## PROBLEM TO SOLVE
Give back the full listing, character for character, with no pictures.

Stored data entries
= = = = =

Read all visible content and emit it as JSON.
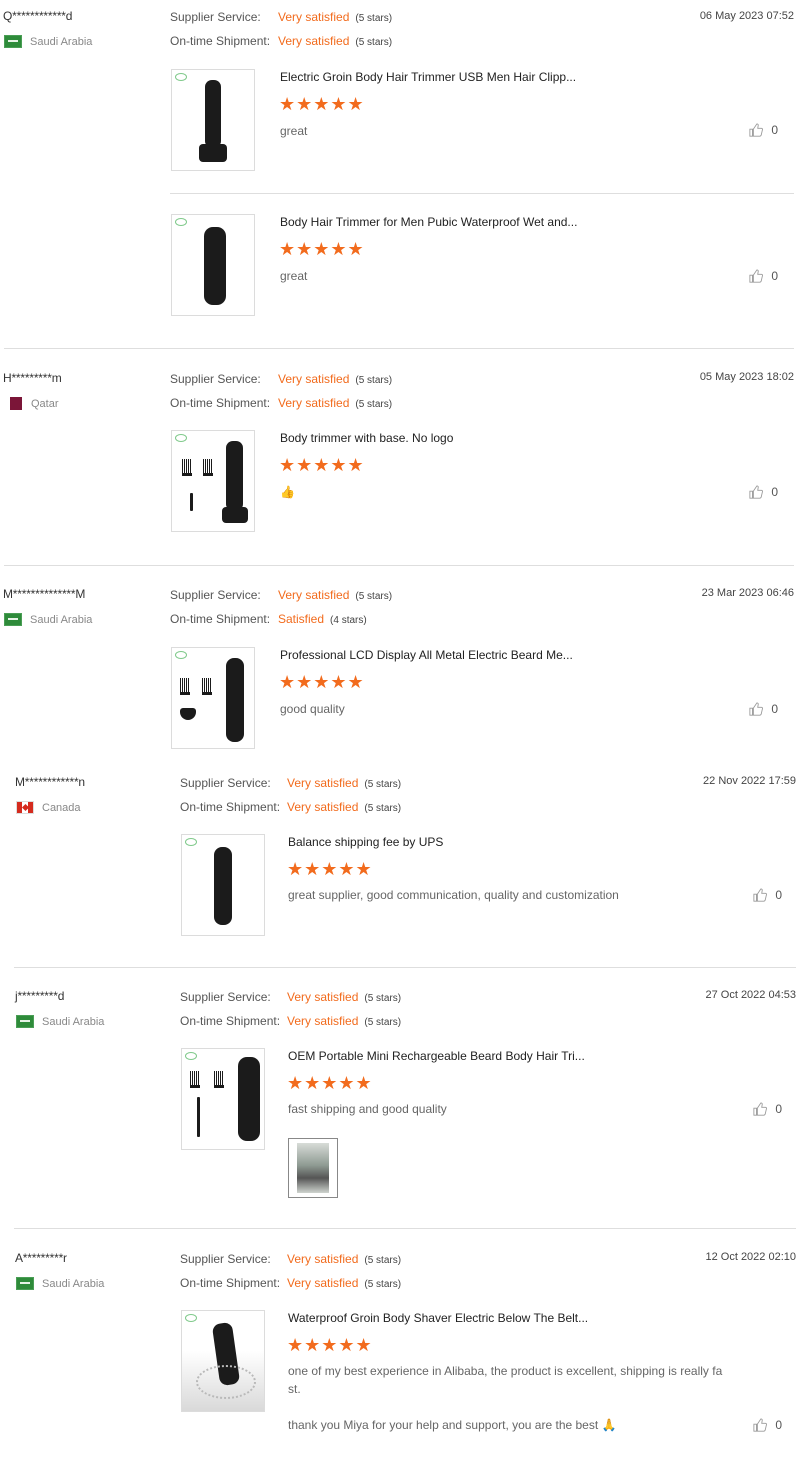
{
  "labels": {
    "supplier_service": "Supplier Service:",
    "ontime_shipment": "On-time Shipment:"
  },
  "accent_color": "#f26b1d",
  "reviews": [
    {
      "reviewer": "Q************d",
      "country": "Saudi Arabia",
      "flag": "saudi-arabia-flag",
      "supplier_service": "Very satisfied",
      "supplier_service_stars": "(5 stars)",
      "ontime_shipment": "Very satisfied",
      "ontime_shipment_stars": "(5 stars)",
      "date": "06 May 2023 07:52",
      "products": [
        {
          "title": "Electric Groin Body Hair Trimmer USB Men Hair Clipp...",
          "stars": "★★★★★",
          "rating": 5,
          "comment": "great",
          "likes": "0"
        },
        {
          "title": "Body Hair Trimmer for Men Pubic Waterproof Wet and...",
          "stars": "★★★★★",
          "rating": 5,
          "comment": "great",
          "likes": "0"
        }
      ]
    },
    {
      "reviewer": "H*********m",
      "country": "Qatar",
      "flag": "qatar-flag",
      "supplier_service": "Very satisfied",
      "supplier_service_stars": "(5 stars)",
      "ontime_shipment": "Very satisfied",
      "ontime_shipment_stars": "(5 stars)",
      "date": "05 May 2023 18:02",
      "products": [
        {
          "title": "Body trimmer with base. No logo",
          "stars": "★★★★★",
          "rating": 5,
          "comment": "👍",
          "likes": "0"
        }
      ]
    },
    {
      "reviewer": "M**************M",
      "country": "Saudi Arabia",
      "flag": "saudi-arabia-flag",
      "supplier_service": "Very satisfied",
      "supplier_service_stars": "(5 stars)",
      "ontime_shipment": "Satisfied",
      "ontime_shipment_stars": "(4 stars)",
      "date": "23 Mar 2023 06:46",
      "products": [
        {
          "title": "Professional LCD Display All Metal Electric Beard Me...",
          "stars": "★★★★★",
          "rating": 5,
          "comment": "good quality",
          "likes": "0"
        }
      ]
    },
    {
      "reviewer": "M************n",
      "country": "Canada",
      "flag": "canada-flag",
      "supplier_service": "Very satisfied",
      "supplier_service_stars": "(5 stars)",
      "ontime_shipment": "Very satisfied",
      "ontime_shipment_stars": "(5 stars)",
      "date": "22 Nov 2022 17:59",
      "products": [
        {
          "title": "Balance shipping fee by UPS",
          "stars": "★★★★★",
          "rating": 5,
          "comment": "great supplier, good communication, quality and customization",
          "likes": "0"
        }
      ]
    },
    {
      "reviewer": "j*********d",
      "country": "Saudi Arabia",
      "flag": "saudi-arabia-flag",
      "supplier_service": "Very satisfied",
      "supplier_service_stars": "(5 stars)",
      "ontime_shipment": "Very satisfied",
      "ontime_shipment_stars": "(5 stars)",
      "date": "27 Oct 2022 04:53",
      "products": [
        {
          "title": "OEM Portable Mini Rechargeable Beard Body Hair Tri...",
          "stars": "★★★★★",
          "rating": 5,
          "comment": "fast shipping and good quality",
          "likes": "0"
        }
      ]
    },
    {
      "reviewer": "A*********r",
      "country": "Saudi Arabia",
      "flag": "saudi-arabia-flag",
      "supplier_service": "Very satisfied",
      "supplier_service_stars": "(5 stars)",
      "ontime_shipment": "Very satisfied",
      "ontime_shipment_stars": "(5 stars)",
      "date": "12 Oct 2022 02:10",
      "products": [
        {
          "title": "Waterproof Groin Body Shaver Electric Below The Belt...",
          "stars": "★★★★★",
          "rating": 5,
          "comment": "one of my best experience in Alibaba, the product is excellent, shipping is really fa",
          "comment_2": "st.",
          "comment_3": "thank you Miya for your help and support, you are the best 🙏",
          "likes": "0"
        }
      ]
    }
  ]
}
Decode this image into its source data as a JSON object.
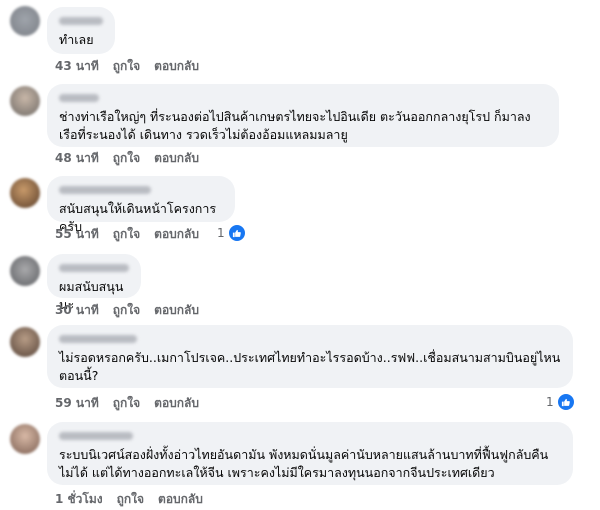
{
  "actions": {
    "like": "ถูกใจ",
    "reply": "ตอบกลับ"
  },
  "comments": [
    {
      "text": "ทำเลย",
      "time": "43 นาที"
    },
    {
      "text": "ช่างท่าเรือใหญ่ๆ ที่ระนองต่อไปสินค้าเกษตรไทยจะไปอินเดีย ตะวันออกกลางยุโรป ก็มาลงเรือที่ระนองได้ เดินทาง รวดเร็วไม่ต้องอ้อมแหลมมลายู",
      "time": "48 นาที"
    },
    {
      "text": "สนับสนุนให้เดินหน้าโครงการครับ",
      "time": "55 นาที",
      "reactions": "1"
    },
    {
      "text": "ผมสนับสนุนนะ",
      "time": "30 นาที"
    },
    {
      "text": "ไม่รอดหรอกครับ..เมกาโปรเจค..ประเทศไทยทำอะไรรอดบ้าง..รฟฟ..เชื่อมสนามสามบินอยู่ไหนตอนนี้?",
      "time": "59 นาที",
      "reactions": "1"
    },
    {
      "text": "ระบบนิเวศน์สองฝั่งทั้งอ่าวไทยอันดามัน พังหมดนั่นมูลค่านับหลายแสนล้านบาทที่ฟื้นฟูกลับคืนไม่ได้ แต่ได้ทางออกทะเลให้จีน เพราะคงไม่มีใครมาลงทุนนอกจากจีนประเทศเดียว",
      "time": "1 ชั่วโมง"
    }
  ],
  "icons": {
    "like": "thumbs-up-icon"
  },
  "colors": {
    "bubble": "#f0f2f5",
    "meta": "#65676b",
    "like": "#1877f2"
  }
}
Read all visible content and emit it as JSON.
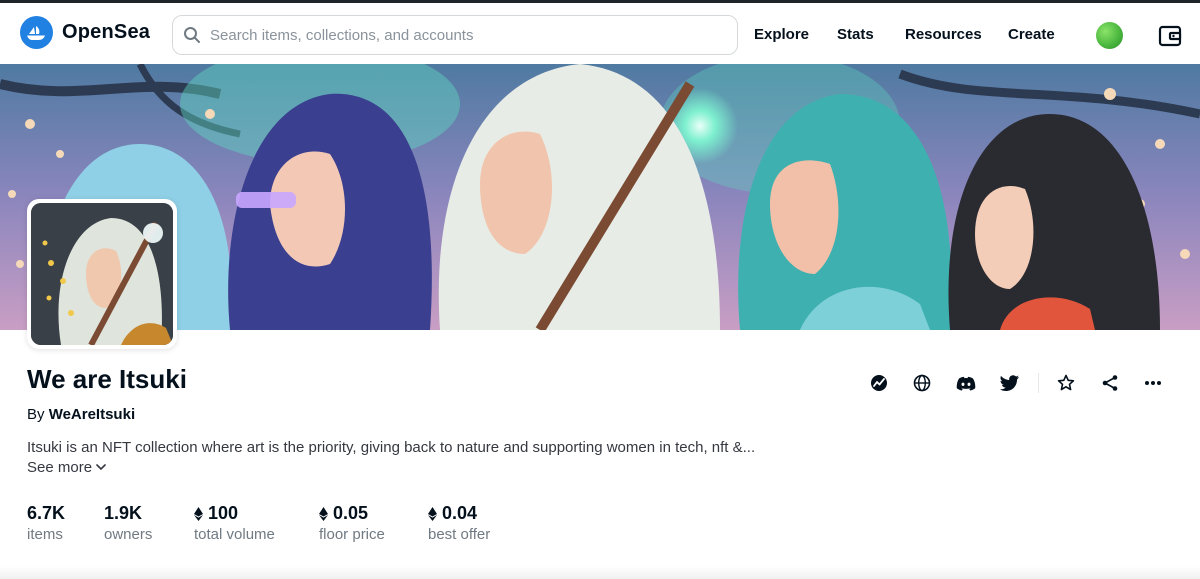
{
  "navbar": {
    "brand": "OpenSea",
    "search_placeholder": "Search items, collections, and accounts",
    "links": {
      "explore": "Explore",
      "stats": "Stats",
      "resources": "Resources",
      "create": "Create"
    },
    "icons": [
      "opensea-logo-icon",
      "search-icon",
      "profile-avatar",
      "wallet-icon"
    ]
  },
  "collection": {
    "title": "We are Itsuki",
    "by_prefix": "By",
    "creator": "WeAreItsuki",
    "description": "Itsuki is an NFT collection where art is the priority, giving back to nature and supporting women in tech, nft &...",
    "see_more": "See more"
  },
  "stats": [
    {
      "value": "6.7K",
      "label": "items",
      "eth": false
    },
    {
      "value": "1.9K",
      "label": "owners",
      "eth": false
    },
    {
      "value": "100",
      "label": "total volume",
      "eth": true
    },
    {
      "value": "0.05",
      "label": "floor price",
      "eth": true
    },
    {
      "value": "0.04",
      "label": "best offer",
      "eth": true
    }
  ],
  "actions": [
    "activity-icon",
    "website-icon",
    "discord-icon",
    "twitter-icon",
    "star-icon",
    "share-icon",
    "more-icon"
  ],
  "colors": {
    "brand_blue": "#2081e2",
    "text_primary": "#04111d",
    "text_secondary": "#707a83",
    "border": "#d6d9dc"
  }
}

= = = = =

## FINAL RESULT
Read all visible content and emit it as JSON.
{
  "labels": {
    "supplier_service": "Supplier Service:",
    "ontime_shipment": "On-time Shipment:"
  },
  "accent_color": "#f26b1d",
  "reviews": [
    {
      "reviewer": "Q************d",
      "country": "Saudi Arabia",
      "flag": "saudi-arabia-flag",
      "supplier_service": "Very satisfied",
      "supplier_service_stars": "(5 stars)",
      "ontime_shipment": "Very satisfied",
      "ontime_shipment_stars": "(5 stars)",
      "date": "06 May 2023 07:52",
      "products": [
        {
          "title": "Electric Groin Body Hair Trimmer USB Men Hair Clipp...",
          "stars": "★★★★★",
          "rating": 5,
          "comment": "great",
          "likes": "0"
        },
        {
          "title": "Body Hair Trimmer for Men Pubic Waterproof Wet and...",
          "stars": "★★★★★",
          "rating": 5,
          "comment": "great",
          "likes": "0"
        }
      ]
    },
    {
      "reviewer": "H*********m",
      "country": "Qatar",
      "flag": "qatar-flag",
      "supplier_service": "Very satisfied",
      "supplier_service_stars": "(5 stars)",
      "ontime_shipment": "Very satisfied",
      "ontime_shipment_stars": "(5 stars)",
      "date": "05 May 2023 18:02",
      "products": [
        {
          "title": "Body trimmer with base. No logo",
          "stars": "★★★★★",
          "rating": 5,
          "comment": "👍",
          "likes": "0"
        }
      ]
    },
    {
      "reviewer": "M**************M",
      "country": "Saudi Arabia",
      "flag": "saudi-arabia-flag",
      "supplier_service": "Very satisfied",
      "supplier_service_stars": "(5 stars)",
      "ontime_shipment": "Satisfied",
      "ontime_shipment_stars": "(4 stars)",
      "date": "23 Mar 2023 06:46",
      "products": [
        {
          "title": "Professional LCD Display All Metal Electric Beard Me...",
          "stars": "★★★★★",
          "rating": 5,
          "comment": "good quality",
          "likes": "0"
        }
      ]
    },
    {
      "reviewer": "M************n",
      "country": "Canada",
      "flag": "canada-flag",
      "supplier_service": "Very satisfied",
      "supplier_service_stars": "(5 stars)",
      "ontime_shipment": "Very satisfied",
      "ontime_shipment_stars": "(5 stars)",
      "date": "22 Nov 2022 17:59",
      "products": [
        {
          "title": "Balance shipping fee by UPS",
          "stars": "★★★★★",
          "rating": 5,
          "comment": "great supplier, good communication, quality and customization",
          "likes": "0"
        }
      ]
    },
    {
      "reviewer": "j*********d",
      "country": "Saudi Arabia",
      "flag": "saudi-arabia-flag",
      "supplier_service": "Very satisfied",
      "supplier_service_stars": "(5 stars)",
      "ontime_shipment": "Very satisfied",
      "ontime_shipment_stars": "(5 stars)",
      "date": "27 Oct 2022 04:53",
      "products": [
        {
          "title": "OEM Portable Mini Rechargeable Beard Body Hair Tri...",
          "stars": "★★★★★",
          "rating": 5,
          "comment": "fast shipping and good quality",
          "likes": "0"
        }
      ]
    },
    {
      "reviewer": "A*********r",
      "country": "Saudi Arabia",
      "flag": "saudi-arabia-flag",
      "supplier_service": "Very satisfied",
      "supplier_service_stars": "(5 stars)",
      "ontime_shipment": "Very satisfied",
      "ontime_shipment_stars": "(5 stars)",
      "date": "12 Oct 2022 02:10",
      "products": [
        {
          "title": "Waterproof Groin Body Shaver Electric Below The Belt...",
          "stars": "★★★★★",
          "rating": 5,
          "comment": "one of my best experience in Alibaba, the product is excellent, shipping is really fa",
          "comment_2": "st.",
          "comment_3": "thank you Miya for your help and support, you are the best 🙏",
          "likes": "0"
        }
      ]
    }
  ]
}
Decode this image into its source data as a JSON object.
{
  "actions": {
    "like": "ถูกใจ",
    "reply": "ตอบกลับ"
  },
  "comments": [
    {
      "text": "ทำเลย",
      "time": "43 นาที"
    },
    {
      "text": "ช่างท่าเรือใหญ่ๆ ที่ระนองต่อไปสินค้าเกษตรไทยจะไปอินเดีย ตะวันออกกลางยุโรป ก็มาลงเรือที่ระนองได้ เดินทาง รวดเร็วไม่ต้องอ้อมแหลมมลายู",
      "time": "48 นาที"
    },
    {
      "text": "สนับสนุนให้เดินหน้าโครงการครับ",
      "time": "55 นาที",
      "reactions": "1"
    },
    {
      "text": "ผมสนับสนุนนะ",
      "time": "30 นาที"
    },
    {
      "text": "ไม่รอดหรอกครับ..เมกาโปรเจค..ประเทศไทยทำอะไรรอดบ้าง..รฟฟ..เชื่อมสนามสามบินอยู่ไหนตอนนี้?",
      "time": "59 นาที",
      "reactions": "1"
    },
    {
      "text": "ระบบนิเวศน์สองฝั่งทั้งอ่าวไทยอันดามัน พังหมดนั่นมูลค่านับหลายแสนล้านบาทที่ฟื้นฟูกลับคืนไม่ได้ แต่ได้ทางออกทะเลให้จีน เพราะคงไม่มีใครมาลงทุนนอกจากจีนประเทศเดียว",
      "time": "1 ชั่วโมง"
    }
  ],
  "icons": {
    "like": "thumbs-up-icon"
  },
  "colors": {
    "bubble": "#f0f2f5",
    "meta": "#65676b",
    "like": "#1877f2"
  }
}
Read all visible content and emit it as JSON.
{
  "navbar": {
    "brand": "OpenSea",
    "search_placeholder": "Search items, collections, and accounts",
    "links": {
      "explore": "Explore",
      "stats": "Stats",
      "resources": "Resources",
      "create": "Create"
    },
    "icons": [
      "opensea-logo-icon",
      "search-icon",
      "profile-avatar",
      "wallet-icon"
    ]
  },
  "collection": {
    "title": "We are Itsuki",
    "by_prefix": "By",
    "creator": "WeAreItsuki",
    "description": "Itsuki is an NFT collection where art is the priority, giving back to nature and supporting women in tech, nft &...",
    "see_more": "See more"
  },
  "stats": [
    {
      "value": "6.7K",
      "label": "items",
      "eth": false
    },
    {
      "value": "1.9K",
      "label": "owners",
      "eth": false
    },
    {
      "value": "100",
      "label": "total volume",
      "eth": true
    },
    {
      "value": "0.05",
      "label": "floor price",
      "eth": true
    },
    {
      "value": "0.04",
      "label": "best offer",
      "eth": true
    }
  ],
  "actions": [
    "activity-icon",
    "website-icon",
    "discord-icon",
    "twitter-icon",
    "star-icon",
    "share-icon",
    "more-icon"
  ],
  "colors": {
    "brand_blue": "#2081e2",
    "text_primary": "#04111d",
    "text_secondary": "#707a83",
    "border": "#d6d9dc"
  }
}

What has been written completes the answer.